§ **PROBLEM DETAILS**:
Please copy all of the following data word for word, keeping every line as it appears.

§ **GIVEN INFORMATION**:
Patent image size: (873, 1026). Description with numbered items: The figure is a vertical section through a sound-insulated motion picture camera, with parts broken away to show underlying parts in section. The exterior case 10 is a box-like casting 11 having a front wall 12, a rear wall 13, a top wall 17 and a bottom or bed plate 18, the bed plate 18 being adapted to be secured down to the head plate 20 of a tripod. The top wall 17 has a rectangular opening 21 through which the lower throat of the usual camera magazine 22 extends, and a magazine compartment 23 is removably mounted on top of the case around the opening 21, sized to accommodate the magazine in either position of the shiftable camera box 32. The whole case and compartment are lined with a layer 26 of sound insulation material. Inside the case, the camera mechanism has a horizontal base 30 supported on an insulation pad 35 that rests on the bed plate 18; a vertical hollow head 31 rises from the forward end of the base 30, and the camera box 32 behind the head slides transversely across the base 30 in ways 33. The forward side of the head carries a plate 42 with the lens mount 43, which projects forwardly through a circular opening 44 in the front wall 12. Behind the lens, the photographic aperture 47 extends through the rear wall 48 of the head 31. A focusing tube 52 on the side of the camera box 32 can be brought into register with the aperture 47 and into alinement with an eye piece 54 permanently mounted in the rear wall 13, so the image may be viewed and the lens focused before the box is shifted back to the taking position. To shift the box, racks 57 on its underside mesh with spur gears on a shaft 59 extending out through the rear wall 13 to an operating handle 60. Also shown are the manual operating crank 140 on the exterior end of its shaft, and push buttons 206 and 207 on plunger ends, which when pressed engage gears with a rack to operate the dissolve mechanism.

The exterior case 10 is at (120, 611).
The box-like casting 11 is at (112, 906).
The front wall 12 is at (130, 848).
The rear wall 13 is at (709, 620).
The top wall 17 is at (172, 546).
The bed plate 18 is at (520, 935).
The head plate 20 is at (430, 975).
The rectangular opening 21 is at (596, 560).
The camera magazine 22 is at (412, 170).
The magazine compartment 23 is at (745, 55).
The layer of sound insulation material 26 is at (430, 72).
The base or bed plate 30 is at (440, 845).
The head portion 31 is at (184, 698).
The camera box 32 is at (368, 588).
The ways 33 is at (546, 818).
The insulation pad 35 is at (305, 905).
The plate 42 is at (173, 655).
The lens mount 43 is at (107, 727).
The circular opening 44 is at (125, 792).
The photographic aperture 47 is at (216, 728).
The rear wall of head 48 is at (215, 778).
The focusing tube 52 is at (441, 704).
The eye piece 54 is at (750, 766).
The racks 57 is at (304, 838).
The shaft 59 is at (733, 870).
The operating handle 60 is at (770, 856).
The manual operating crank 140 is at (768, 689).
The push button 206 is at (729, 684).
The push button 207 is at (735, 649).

§ **ANSWER TO THE PROBLEM**:
Patent image size: (873, 1026). Description with numbered items: The figure is a vertical section through a sound-insulated motion picture camera, with parts broken away to show underlying parts in section. The exterior case 10 is a box-like casting 11 having a front wall 12, a rear wall 13, a top wall 17 and a bottom or bed plate 18, the bed plate 18 being adapted to be secured down to the head plate 20 of a tripod. The top wall 17 has a rectangular opening 21 through which the lower throat of the usual camera magazine 22 extends, and a magazine compartment 23 is removably mounted on top of the case around the opening 21, sized to accommodate the magazine in either position of the shiftable camera box 32. The whole case and compartment are lined with a layer 26 of sound insulation material. Inside the case, the camera mechanism has a horizontal base 30 supported on an insulation pad 35 that rests on the bed plate 18; a vertical hollow head 31 rises from the forward end of the base 30, and the camera box 32 behind the head slides transversely across the base 30 in ways 33. The forward side of the head carries a plate 42 with the lens mount 43, which projects forwardly through a circular opening 44 in the front wall 12. Behind the lens, the photographic aperture 47 extends through the rear wall 48 of the head 31. A focusing tube 52 on the side of the camera box 32 can be brought into register with the aperture 47 and into alinement with an eye piece 54 permanently mounted in the rear wall 13, so the image may be viewed and the lens focused before the box is shifted back to the taking position. To shift the box, racks 57 on its underside mesh with spur gears on a shaft 59 extending out through the rear wall 13 to an operating handle 60. Also shown are the manual operating crank 140 on the exterior end of its shaft, and push buttons 206 and 207 on plunger ends, which when pressed engage gears with a rack to operate the dissolve mechanism.

The exterior case 10 is at (120, 611).
The box-like casting 11 is at (112, 906).
The front wall 12 is at (130, 848).
The rear wall 13 is at (709, 620).
The top wall 17 is at (172, 546).
The bed plate 18 is at (520, 935).
The head plate 20 is at (430, 975).
The rectangular opening 21 is at (596, 560).
The camera magazine 22 is at (412, 170).
The magazine compartment 23 is at (745, 55).
The layer of sound insulation material 26 is at (430, 72).
The base or bed plate 30 is at (440, 845).
The head portion 31 is at (184, 698).
The camera box 32 is at (368, 588).
The ways 33 is at (546, 818).
The insulation pad 35 is at (305, 905).
The plate 42 is at (173, 655).
The lens mount 43 is at (107, 727).
The circular opening 44 is at (125, 792).
The photographic aperture 47 is at (216, 728).
The rear wall of head 48 is at (215, 778).
The focusing tube 52 is at (441, 704).
The eye piece 54 is at (750, 766).
The racks 57 is at (304, 838).
The shaft 59 is at (733, 870).
The operating handle 60 is at (770, 856).
The manual operating crank 140 is at (768, 689).
The push button 206 is at (729, 684).
The push button 207 is at (735, 649).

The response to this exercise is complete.